## Aim of the task:
Each entry below should be returned exactly as is, with the pictures removed.

[Entries with figure data]
::::

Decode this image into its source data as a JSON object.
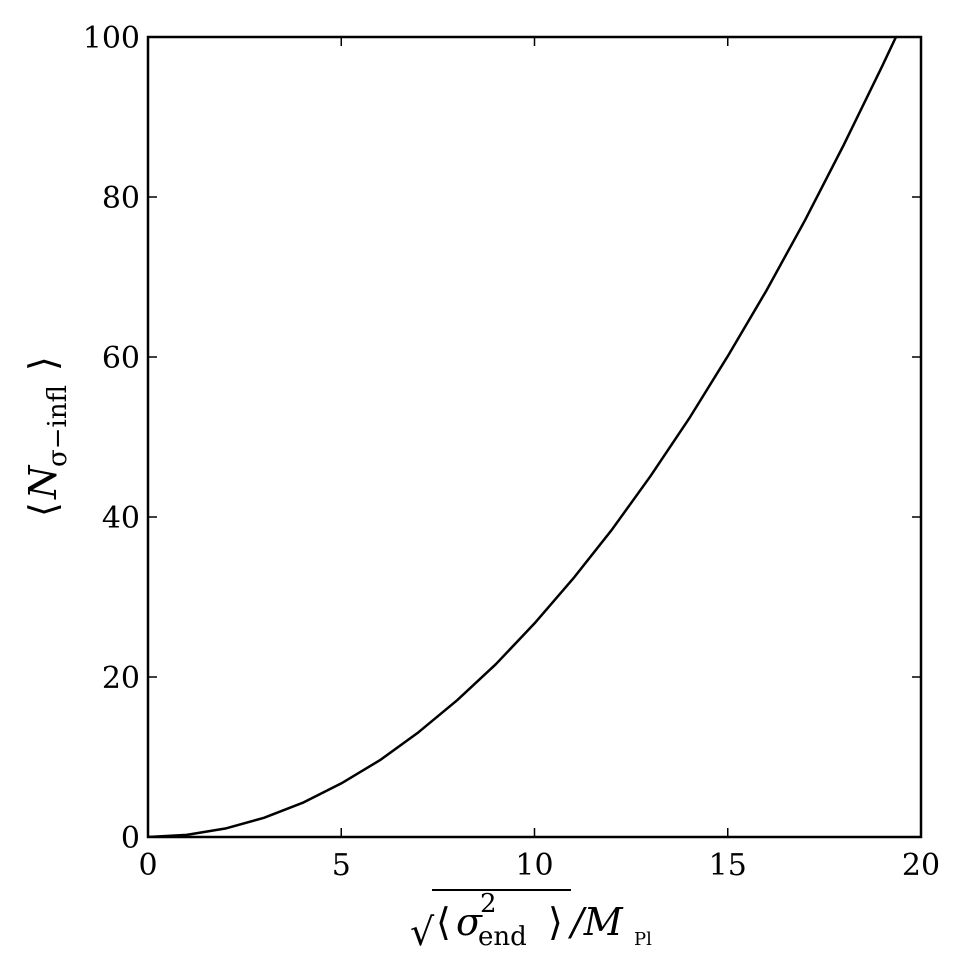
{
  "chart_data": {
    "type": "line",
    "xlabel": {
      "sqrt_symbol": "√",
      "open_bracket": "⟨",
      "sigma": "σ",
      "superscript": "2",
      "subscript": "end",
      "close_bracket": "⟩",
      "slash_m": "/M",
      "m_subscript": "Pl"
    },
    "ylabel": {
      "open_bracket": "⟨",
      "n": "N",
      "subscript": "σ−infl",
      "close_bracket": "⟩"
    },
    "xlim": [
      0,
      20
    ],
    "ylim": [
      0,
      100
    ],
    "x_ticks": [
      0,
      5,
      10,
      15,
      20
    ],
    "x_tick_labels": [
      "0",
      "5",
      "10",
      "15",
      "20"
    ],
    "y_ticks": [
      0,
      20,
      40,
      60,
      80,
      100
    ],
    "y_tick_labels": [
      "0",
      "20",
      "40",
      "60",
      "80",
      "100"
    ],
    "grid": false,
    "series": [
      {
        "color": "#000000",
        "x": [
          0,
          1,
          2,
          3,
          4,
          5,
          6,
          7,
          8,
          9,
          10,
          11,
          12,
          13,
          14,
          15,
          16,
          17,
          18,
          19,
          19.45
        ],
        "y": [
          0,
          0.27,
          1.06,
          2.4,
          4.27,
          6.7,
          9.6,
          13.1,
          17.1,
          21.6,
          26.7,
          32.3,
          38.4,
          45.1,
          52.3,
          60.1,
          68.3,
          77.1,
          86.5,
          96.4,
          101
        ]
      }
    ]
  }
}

::::

## Finished answer:
Decode this image into its source data as a JSON object.
{
  "chart_data": {
    "type": "line",
    "xlabel": {
      "sqrt_symbol": "√",
      "open_bracket": "⟨",
      "sigma": "σ",
      "superscript": "2",
      "subscript": "end",
      "close_bracket": "⟩",
      "slash_m": "/M",
      "m_subscript": "Pl"
    },
    "ylabel": {
      "open_bracket": "⟨",
      "n": "N",
      "subscript": "σ−infl",
      "close_bracket": "⟩"
    },
    "xlim": [
      0,
      20
    ],
    "ylim": [
      0,
      100
    ],
    "x_ticks": [
      0,
      5,
      10,
      15,
      20
    ],
    "x_tick_labels": [
      "0",
      "5",
      "10",
      "15",
      "20"
    ],
    "y_ticks": [
      0,
      20,
      40,
      60,
      80,
      100
    ],
    "y_tick_labels": [
      "0",
      "20",
      "40",
      "60",
      "80",
      "100"
    ],
    "grid": false,
    "series": [
      {
        "color": "#000000",
        "x": [
          0,
          1,
          2,
          3,
          4,
          5,
          6,
          7,
          8,
          9,
          10,
          11,
          12,
          13,
          14,
          15,
          16,
          17,
          18,
          19,
          19.45
        ],
        "y": [
          0,
          0.27,
          1.06,
          2.4,
          4.27,
          6.7,
          9.6,
          13.1,
          17.1,
          21.6,
          26.7,
          32.3,
          38.4,
          45.1,
          52.3,
          60.1,
          68.3,
          77.1,
          86.5,
          96.4,
          101
        ]
      }
    ]
  }
}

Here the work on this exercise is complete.